Linda Buck was born in 1947 in Seattle, Washington. She initially wanted to be a psychotherapist so she took psychology in her undergraduate years. Her interest then shifted when she encountered immunology and decided that she wanted to become a biologist. Buck is only the seventh woman ever to receive the Nobel Prize in Medicine or Physiology.

The Path Towards the Discovery

During the 1980s, Richard Axel developed a fascination in the problem of perception, especially towards olfaction. He thought that if genes are the links to what we perceive in the outside world, then the understanding of these genes can provide important insight to the manner by which we experience perception. During the same time, Linda Buck was also fascinated by the unknown mechanism underlying odor detection. She first thought that to solve her problem, she need to know how the odorants are detected by the nose.

In 1988, Axel and Buck together embarked on a research on odorant receptors, the answer to both of their questions. During that time, the only things that they know about olfactory receptors were the following: that odorants depolarize and activate olfactory sensory neurons in the nose and that olfactory transduction involves G-protein linked receptors which causes increase in cAMP. Their initial step in the research was to establish three assumptions. First, since the odorants are known to vary in structure, there would also be a variety of related odorant receptors which can be encoded by a multigene family. Second, the odorant receptors are also related to the relatively small set of G-protein receptors which were known during those times. Third, the odorant receptors are expressed in the olfactory epithelium where the sensory neurons can be found.

Buck’s method employed a micropipette to empty the contents of an olfactory receptor cell and then shows exactly which odorant receptor gene was expressed in the given cell. After multiple trials, Linda Buck was able to come up with experimental data showing that there were 1000 odorant receptor genes in the rat genome, the largest family of genes in the chromosome and this gave them the solution to the problem of diversity of odor recognition. They also noted that the 1000 different genes give rise to an equivalent number of olfactory receptor types. Furthermore, they also discovered that each olfactory receptor cell only has one odorant receptor type. Each of these receptors can only detect a limited number of odorant substances. Receptor cells then send information to glomeruli found in the olfactory bulb. All similar receptor cells send information to a single, complementary glomerulus. The glomeruli then relay the information to the other parts of the brain.

Rows in a dataset
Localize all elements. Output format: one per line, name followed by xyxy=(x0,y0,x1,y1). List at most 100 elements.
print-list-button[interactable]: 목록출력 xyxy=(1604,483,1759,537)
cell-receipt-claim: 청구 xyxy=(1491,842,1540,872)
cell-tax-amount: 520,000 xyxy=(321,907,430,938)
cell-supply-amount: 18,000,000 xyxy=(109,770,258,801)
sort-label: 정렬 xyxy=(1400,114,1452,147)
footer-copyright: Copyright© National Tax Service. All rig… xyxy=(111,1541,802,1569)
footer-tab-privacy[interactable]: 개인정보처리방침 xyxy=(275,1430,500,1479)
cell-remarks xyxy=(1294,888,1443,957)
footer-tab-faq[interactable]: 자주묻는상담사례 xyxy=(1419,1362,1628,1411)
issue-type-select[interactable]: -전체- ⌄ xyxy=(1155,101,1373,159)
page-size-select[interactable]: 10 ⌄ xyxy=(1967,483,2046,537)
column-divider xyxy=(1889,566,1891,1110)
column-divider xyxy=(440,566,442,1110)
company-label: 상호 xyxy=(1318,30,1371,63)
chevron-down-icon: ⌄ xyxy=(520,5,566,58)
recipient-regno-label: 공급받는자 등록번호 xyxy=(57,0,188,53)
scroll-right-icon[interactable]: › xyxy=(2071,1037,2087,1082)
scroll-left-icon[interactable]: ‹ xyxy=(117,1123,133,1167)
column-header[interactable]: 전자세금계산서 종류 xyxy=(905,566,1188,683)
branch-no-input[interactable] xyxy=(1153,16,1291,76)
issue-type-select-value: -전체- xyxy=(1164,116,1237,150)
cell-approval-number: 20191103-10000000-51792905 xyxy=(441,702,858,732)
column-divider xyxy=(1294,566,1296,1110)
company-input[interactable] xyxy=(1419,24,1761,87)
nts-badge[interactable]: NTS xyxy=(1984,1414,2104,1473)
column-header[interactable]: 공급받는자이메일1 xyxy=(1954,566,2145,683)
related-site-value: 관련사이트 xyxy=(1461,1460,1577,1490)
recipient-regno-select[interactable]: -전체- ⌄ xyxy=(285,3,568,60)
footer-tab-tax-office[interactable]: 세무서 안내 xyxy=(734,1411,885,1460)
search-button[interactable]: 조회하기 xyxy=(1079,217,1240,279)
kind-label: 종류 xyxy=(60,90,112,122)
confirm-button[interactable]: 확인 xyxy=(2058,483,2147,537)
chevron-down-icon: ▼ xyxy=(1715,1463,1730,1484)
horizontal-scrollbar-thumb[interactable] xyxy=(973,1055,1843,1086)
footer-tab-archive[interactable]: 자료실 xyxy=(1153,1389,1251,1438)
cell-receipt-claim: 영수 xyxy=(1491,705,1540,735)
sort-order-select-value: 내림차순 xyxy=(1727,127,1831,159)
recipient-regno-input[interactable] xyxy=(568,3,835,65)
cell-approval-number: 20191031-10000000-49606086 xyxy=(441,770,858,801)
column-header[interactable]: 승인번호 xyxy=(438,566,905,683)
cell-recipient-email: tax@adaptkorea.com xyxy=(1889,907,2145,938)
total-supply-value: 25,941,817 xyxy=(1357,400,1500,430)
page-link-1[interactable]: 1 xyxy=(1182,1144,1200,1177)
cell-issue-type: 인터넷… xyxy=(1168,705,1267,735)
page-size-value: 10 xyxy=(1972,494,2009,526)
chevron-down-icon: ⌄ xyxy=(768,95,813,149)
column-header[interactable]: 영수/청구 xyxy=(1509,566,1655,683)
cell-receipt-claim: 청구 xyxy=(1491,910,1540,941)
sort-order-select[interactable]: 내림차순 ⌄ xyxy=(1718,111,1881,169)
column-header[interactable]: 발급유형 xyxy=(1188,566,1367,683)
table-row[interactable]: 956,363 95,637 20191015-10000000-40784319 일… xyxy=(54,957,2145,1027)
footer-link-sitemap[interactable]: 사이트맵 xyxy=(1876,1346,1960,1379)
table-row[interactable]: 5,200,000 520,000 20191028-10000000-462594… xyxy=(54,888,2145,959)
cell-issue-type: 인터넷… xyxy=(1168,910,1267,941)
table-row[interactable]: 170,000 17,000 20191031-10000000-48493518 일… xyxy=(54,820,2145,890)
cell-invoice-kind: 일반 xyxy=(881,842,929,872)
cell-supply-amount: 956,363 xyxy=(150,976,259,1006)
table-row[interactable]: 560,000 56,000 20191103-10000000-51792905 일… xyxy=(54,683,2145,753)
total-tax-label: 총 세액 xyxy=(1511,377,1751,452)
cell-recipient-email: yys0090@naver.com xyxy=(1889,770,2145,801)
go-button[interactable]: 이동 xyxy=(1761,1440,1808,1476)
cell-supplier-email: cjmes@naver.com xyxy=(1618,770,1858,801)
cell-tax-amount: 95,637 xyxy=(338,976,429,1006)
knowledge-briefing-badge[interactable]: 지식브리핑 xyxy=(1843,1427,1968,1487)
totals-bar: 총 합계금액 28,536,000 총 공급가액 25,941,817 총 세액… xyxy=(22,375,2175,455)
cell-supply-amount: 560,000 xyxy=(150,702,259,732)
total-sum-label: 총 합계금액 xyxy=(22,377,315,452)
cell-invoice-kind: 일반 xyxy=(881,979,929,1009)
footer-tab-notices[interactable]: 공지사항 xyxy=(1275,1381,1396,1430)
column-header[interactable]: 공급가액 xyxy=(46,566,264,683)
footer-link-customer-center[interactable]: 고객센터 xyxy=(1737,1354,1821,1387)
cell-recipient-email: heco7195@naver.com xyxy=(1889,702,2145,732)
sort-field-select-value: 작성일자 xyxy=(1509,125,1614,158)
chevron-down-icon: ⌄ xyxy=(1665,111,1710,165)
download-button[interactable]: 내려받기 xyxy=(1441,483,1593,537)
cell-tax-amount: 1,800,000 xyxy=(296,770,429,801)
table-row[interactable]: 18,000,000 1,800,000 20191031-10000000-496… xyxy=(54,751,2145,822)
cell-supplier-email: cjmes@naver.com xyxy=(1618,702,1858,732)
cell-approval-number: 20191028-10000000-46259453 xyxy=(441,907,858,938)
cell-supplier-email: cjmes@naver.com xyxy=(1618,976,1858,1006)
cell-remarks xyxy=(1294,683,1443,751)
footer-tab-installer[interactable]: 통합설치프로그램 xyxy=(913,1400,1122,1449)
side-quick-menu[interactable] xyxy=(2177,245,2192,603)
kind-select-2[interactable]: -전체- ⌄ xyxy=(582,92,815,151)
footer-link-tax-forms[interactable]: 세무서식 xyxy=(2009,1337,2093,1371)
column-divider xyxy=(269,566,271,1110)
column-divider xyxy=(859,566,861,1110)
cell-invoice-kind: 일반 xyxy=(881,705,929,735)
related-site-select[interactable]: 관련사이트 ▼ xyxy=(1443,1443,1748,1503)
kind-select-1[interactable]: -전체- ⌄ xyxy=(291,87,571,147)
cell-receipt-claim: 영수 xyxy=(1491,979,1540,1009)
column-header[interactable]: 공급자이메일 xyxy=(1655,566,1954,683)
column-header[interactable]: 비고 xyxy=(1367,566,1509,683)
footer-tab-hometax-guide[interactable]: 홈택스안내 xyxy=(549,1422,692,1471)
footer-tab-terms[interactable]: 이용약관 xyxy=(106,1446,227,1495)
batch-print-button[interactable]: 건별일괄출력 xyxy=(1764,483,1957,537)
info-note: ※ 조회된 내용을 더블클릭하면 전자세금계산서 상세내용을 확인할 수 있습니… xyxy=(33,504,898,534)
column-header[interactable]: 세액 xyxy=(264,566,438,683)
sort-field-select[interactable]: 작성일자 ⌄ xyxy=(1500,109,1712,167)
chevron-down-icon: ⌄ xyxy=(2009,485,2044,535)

◆ **Exercise details**:
Rewrite the passage on Linda Buck from "Linda Buck was born" to "Medicine or Physiology.", putting "counselor" in place of "psychotherapist". Use only the passage on Linda Buck.

◆ **Written response**:
Linda Buck was born in 1947 in Seattle, Washington. She initially wanted to be a counselor so she took psychology in her undergraduate years. Her interest then shifted when she encountered immunology and decided that she wanted to become a biologist. Buck is only the seventh woman ever to receive the Nobel Prize in Medicine or Physiology.